--- İstenenler ---
a) Muhlis Akarsu'yu anlatan parçada "Radyoda Muhlis Akarsu" ifadesinden "Ozanıydı Muhlis Akarsu." ifadesine kadar olan kısmı hiçbir değişiklik yapmadan aynen yazıya geçirir misin?
b) Muhlis Akarsu ile Tuzluçayır'ı anlatan parçanın son cümlesinin ardından gelecek bölümü yazarak metni sürdürür müsün?

--- Okuma Parçası ---
§
Yemlik ve kenger sakızı kokardı toprak. Sığırcıklar uçardı gökyüzünde. Kadınlar madımak çorbası pişirirdi isli tencerelerde. Dibini sıyırıp tabağımıza böleştirirdi annemiz. Dibi karaydı lakin yersek kurttan korkmayacağımızı söylerdi büyüklerimiz. Yufka ekmek kokusu tüterdi bacalardan. Tandırlığın önüne uzanan itler ses çıkarmadan kendilerine verilecek ekmek parçacıklarını beklerdi. Çocuklar oyun oynardı tozlu topraklı yollarda. Ekinciler halimyar türküsü söylerdi. Güneş türkülerle doğar türkülerle batardı…

Radyoda Muhlis Akarsu türküsü çalardı. İçimizden, canımızdan, köyünü köyümüz bildiğimiz topraklardan biriydi o. Dereler gurbete akardı birden. Susardı kuşlar yaprak kımıldamazdı. Susardı rüzgâr çaylar akmazdı. Kangal ovası türkülere doyardı. “Yükledim göçümü gurbet ellere / O dumanlı dağlar yar senin olsun /  Ben gidince bilmem yüzün güldü mü / O yeşil yaylalar yar senin olsun”…

Türkülerimi harman yerine savurduğum, sazımı duvara asıp sözümü ateşe haykırdığım, güneşe verip anlımı bedenimi kavurduğum, meydanında semah döndüğüm, ozanlar diyarında ozanlarımı ateşe verdiğim yaralı toprağımın delikanlı Ozanıydı Muhlis Akarsu.

Tuzluçayır 1960’lı yıllardan itibaren yoksul ve emekçi insanların birlikte kurduğu bir mahalleydi. Sivas Kangal’dan, Divriği’den, Kayseri Sarız’dan, Gümüşhane Şiran’dan, Yozgat’tan, Çorum’dan kopup gelen insanların birlikte kader birliği ettiği bir mahalleydi. 1970 yılında doğmuştu Sait Metin. Divriği’den gelmişlerdi Tuzluçayıra. İlkokulu benimde okuduğum Süleyman Nazif İlkokulunda okumuştu. Sonra Tuzluçayır lisesi. O’nu kime sorarsanız “Küfür etmeyen, yalan söylemeyen, neşe dolu hareketli bir insan” olarak tanımlardı. Çok iyi bağlama çalar türkü söylerdi. Sanatçı ruhlu biriydi. Benden bir büyük abimle birlikte korolarda türkü söylerdi. Sivas’a hem Pir Sultan Abdal’ı canlandırmak hem de semah gurubuna saz çalmak için gitmişti.
§
--- Veri Satırları ---

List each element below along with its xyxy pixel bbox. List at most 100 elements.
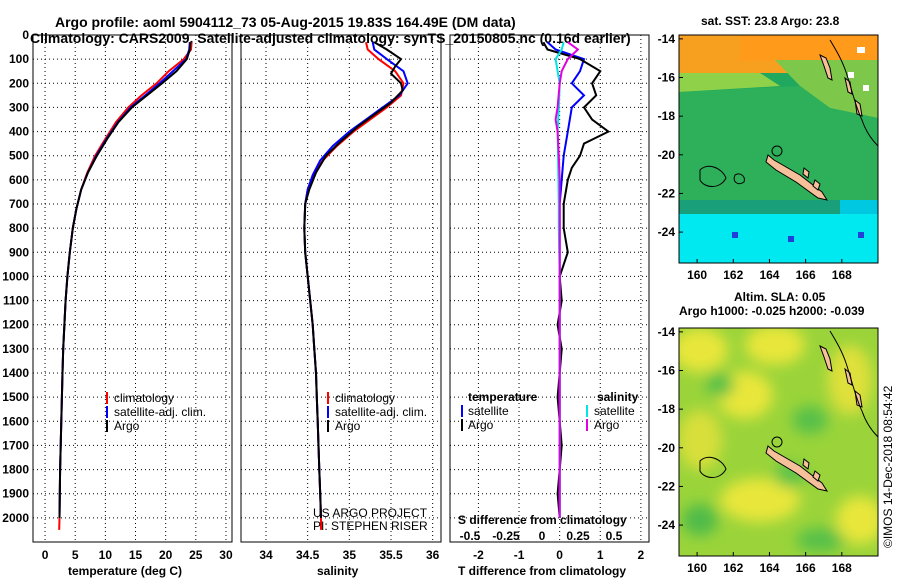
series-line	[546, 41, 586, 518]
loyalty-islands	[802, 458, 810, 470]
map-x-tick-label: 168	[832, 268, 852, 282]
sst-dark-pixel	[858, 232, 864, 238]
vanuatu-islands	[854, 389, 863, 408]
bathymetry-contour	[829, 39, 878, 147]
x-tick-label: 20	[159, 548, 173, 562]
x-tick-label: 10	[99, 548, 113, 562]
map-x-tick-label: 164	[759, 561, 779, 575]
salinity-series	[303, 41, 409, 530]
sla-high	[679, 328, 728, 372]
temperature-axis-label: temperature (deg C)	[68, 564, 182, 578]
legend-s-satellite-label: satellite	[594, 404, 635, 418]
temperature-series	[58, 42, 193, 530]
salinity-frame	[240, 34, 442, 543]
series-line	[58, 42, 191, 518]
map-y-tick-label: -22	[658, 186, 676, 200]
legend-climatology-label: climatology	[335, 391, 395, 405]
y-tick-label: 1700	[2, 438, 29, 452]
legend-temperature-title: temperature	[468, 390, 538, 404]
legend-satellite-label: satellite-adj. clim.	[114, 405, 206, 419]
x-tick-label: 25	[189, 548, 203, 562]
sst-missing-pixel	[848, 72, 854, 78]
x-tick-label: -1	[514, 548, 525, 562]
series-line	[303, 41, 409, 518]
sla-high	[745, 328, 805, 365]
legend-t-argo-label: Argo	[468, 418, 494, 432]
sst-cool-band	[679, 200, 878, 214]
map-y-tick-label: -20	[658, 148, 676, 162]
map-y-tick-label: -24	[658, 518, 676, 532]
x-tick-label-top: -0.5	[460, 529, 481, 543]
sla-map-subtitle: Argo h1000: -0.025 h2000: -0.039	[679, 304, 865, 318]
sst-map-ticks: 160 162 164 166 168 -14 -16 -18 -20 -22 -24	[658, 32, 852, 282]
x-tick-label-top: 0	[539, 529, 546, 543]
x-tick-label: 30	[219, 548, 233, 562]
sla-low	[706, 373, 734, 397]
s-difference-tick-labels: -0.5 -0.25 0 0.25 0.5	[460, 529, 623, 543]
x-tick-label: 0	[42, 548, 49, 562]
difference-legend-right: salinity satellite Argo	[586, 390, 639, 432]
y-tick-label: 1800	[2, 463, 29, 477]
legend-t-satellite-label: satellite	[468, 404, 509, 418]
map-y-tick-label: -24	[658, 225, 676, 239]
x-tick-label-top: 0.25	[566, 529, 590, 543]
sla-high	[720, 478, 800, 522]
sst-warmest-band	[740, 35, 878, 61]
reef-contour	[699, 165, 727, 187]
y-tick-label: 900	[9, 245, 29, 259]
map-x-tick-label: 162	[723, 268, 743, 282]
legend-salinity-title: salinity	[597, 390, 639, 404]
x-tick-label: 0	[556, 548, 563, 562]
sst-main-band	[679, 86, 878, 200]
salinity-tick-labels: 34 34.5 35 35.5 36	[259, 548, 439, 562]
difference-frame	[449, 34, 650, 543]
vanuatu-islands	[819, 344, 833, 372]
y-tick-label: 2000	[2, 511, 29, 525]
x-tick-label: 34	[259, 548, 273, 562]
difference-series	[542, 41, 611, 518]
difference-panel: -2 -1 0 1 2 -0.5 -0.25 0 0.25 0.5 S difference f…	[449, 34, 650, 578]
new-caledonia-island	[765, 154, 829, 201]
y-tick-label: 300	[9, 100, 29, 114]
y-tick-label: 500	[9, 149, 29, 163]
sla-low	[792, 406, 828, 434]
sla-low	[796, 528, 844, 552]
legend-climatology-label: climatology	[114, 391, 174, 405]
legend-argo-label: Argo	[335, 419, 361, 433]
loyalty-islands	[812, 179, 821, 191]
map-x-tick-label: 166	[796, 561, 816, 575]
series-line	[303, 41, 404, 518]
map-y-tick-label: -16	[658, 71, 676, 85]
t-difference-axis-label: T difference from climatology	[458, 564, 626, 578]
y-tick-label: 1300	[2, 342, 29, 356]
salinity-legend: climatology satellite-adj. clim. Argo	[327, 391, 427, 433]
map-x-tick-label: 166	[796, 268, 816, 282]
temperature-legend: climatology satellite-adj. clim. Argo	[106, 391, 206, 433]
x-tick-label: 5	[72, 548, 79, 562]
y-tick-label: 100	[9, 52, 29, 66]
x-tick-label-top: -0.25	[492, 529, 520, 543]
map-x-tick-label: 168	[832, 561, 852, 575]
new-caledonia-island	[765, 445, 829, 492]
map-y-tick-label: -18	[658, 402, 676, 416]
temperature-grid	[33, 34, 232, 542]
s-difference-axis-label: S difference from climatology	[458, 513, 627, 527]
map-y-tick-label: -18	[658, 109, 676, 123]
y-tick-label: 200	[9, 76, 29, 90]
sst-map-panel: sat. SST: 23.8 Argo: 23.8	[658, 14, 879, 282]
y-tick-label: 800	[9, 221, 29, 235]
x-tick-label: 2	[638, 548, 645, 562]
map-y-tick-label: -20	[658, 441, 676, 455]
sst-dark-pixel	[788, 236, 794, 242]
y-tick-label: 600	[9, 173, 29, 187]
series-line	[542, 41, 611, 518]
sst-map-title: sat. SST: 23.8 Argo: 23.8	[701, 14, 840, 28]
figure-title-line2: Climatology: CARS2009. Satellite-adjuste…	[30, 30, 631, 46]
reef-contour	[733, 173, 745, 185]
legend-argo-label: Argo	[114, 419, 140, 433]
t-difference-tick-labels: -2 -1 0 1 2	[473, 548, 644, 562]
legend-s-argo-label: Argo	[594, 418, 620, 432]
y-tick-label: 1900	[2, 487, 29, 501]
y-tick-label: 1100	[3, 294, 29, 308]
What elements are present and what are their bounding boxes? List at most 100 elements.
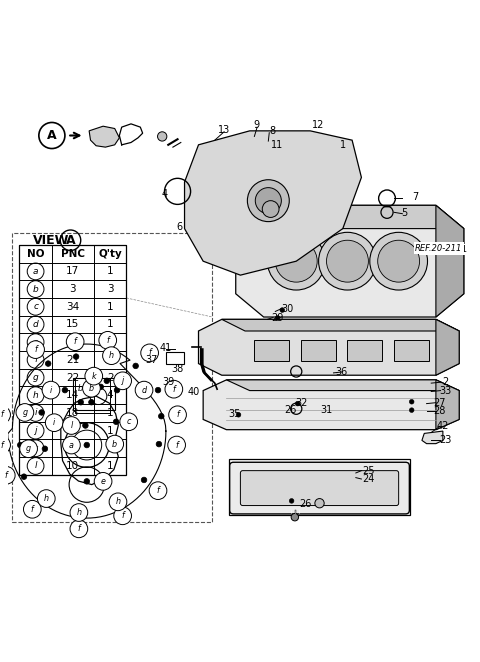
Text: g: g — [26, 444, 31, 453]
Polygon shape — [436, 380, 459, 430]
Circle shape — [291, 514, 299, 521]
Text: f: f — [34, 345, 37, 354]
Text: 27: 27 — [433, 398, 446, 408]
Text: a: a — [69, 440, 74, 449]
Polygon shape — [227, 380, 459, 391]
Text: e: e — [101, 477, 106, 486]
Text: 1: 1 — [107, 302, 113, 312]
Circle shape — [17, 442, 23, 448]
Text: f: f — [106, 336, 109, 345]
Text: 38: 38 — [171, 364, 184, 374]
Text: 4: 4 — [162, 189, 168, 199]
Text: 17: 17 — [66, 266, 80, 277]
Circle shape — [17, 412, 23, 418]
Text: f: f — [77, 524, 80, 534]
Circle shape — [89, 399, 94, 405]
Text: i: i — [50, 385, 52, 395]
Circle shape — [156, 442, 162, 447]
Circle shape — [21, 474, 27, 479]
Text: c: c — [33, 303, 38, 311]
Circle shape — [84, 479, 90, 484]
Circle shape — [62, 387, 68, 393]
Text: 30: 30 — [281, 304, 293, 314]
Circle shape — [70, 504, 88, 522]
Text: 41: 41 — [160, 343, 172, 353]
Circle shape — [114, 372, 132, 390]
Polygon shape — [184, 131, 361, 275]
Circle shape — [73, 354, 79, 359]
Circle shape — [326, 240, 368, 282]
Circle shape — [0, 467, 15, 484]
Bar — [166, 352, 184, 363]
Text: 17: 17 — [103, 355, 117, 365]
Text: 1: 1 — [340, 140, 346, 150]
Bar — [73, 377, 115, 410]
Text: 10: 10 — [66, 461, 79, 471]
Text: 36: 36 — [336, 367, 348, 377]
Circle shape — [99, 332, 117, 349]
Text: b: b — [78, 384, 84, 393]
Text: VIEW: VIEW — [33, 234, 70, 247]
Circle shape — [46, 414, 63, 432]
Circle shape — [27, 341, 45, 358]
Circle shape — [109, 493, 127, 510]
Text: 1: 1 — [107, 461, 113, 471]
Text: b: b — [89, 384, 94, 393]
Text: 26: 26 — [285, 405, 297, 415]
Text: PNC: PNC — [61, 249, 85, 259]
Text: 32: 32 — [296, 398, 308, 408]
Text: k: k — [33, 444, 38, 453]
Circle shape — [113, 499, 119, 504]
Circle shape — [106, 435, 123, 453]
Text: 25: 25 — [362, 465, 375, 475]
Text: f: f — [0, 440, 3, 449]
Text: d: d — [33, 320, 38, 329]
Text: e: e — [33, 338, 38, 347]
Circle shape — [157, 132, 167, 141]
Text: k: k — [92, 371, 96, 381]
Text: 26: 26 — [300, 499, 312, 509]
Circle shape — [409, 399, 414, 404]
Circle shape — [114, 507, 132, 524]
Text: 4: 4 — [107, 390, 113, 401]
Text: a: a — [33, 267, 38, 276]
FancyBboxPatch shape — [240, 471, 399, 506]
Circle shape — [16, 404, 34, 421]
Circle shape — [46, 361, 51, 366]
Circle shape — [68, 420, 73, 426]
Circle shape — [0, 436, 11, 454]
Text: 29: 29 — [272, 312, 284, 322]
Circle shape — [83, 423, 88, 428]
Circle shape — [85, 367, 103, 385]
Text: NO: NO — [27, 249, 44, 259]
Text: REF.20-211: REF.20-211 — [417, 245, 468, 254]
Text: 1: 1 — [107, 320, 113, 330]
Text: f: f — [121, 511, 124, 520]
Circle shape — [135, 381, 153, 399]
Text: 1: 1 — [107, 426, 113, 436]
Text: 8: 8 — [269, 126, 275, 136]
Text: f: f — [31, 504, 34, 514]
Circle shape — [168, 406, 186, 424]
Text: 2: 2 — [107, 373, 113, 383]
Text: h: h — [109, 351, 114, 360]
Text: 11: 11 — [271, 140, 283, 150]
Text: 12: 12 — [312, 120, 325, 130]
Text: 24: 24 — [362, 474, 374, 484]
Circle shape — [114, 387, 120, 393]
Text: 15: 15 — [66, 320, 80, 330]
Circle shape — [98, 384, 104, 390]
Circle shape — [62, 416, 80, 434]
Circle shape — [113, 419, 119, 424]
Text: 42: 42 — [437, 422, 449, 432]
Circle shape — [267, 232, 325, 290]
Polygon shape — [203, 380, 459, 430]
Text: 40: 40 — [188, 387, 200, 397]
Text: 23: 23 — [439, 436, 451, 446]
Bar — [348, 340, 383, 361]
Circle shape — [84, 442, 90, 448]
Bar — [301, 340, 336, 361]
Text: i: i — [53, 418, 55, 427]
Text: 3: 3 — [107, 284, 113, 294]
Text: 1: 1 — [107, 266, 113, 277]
§
--- Sırasıyla Cevaplar ---
a)
Radyoda Muhlis Akarsu türküsü çalardı. İçimizden, canımızdan, köyünü köyümüz bildiğimiz topraklardan biriydi o. Dereler gurbete akardı birden. Susardı kuşlar yaprak kımıldamazdı. Susardı rüzgâr çaylar akmazdı. Kangal ovası türkülere doyardı. “Yükledim göçümü gurbet ellere / O dumanlı dağlar yar senin olsun /  Ben gidince bilmem yüzün güldü mü / O yeşil yaylalar yar senin olsun”…

Türkülerimi harman yerine savurduğum, sazımı duvara asıp sözümü ateşe haykırdığım, güneşe verip anlımı bedenimi kavurduğum, meydanında semah döndüğüm, ozanlar diyarında ozanlarımı ateşe verdiğim yaralı toprağımın delikanlı Ozanıydı Muhlis Akarsu.

b)
Yemlik ve kenger sakızı kokan toprağımın, her 2 Temmuzunda hasret kokan ve hatırladıkça burnumun direğini sızlatan Tuzluçayır’ın uzun boylu, yakışıklı, sanatçı ruhlu delikanlısıydı Sait Metin.

1990’lı ve daha öncesi yıllarda güneş çok daha güzel doğardı Natoyoluna. Gecekonduların birbiri ardına dizildiği mahallemize Yakupabdal köylüleri gelir eşekle armut ve ahlat satardı. Çocuktuk. Üzüm satan motorların peşine takılırdık. Bir araba görsek arabaya dokunmak için birbirimizle yarışırdık. O mahallede doğup büyüyen çocuklar birbirini tanırdı. Konuşur oynardı. Bir arka sokağımızda otururdu Gülsün. Yaşıtımdı. Komşumuzdu. Memleketlimdi. Arkadaşımdı. Çamşıh’ın tanınmış Halk Ozanlarından Mehmet Ali Karababa’nın kızıydı.

Yıkılmıştı Mehmet Ali amca. Sivas katliamından sonra ki aylarda bir iki kez kalp krizi geçirmişti. Sivas katliamından 2 sene sonra 1995’te kızı Gülsün’e kavuştuğunda o’na olan özlemini şu dizelerle anlatmıştı: Yavrum ben ölüyorum anne de hasta / Evimiz barkımız kederde yasta / Gülsüm’ü yaktılar kanlı Sivas’ta / Sensiz bayram haram olsun Gülsüm’üm”

Davullu zurnalı düğününe hasret kaldığım, kınasında ağlayıp düğünlerinde güldüğüm, her temmuz ayının 2’sinde yürekten kanadığım Natoyolunun güzel kalpli güleç yüzlü beyaz meleğiydi Gülsün Karababa.

Yanıyor içimde bir şey yanıyor. Temmuz sıcağında güneş yanıyor. Şavkın vurmuş duvara ses yanıyor. Çardakta göçmen kuş, tarlada ekin, elde yaba, dilde halimyar türküsü harman yeri yanıyor. Yanıyor şimdi saz yanıyor. Dilden dile dolaşan söz yanıyor. Edep erkân yol yanıyor. İğnede iplik, ovada keklik, çayırda yemlik yanıyor. Kör olmuş gözler, lal olmuş diller Sivas’ta canlar yanıyor.

Yanıyor içimde bir şey yanıyor. Şelpe değmiş sazın göğsüne tel yanıyor. Mızrap vurmuş teline el yanıyor. Semah dönüyor meydanda canlar yanıyor. Kızıla boyanmış gökyüzü kül yanıyor. Yanıyor içimde bir şey yanıyor. Al kana boyanmış taş yanıyor. Tat vermez, can çekmez, ocakta pişen aş yanıyor. Ateşin közünde ekmek, elek asılmış duvarda evlik yanıyor. Katmer kokuyor sacın üstünde tandır yanıyor.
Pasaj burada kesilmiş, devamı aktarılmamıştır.